## START Text section

The Company's capital structure and cash flow remained strong throughout
the current period. The Company's combined cash and cash equivalents position
remained constant during the nine months ended September 30, 1999, reflecting
the Company's cash flow from operations and short-term debt, offset by the
construction expenditures and dividend payments.
On July 1, 1999, Enogex completed its previously announced acquisition of
Transok LLC and its subsidiaries ("Transok"), a gatherer, processor and
transporter of natural gas in Oklahoma and Texas. Enogex purchased Transok from
Tejas Energy LLC of Houston, an affiliate of Shell Oil Company, for $710.3
million, which includes assumption of $173 million of long-term debt. Certain
security ratings of the Company were lowered by rating agencies primarily due to
Enogex's debt incurred to finance the acquisition of Transok. In August 1999,
Standard & Poor's ("S&P") and Moody's Investors Service ("Moody's") downgraded
the debt ratings of the Company. S&P changed the Company's corporate credit
rating and senior unsecured debt ratings from "AA-" to "A+". Moody's changed the
Company's senior unsecured debt ratings from "Aa3" to "A1". These ratings
reflect the views of S&P and Moody's, and an explanation of the significance of
these ratings may be obtained from S&P and Moody's. A security rating is not a
recommendation to buy, sell or hold securities and is subject to revision or
withdrawal at any time by the rating agency.

## END Text section
## START Supplied material

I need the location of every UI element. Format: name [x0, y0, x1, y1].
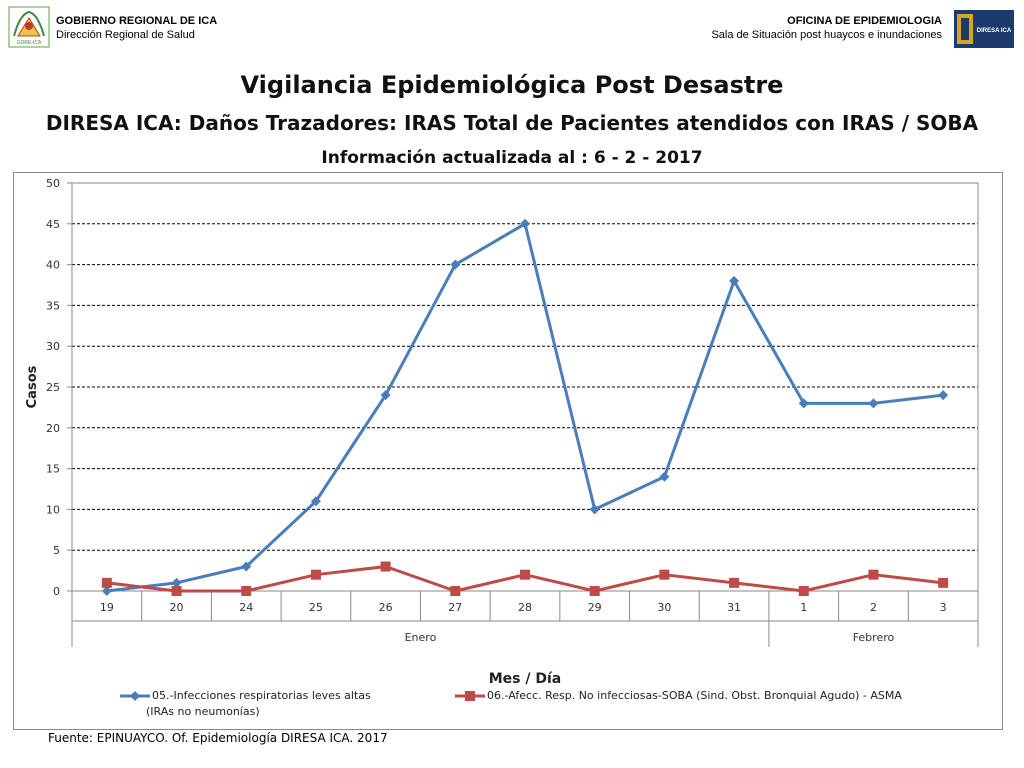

## END Supplied material

Task brief — In the passage on the Company's finances, can you rewrite the paragraph beginning "The Company's capital structure" more briefly while keeping its main facts? The listing has nothing to do with the passage on the Company's finances.

The reply — The Company's capital structure and cash flow stayed strong. Its combined cash and cash equivalents held steady over the nine months ended September 30, 1999. Operating cash flow and short-term debt offset construction expenditures and dividend payments.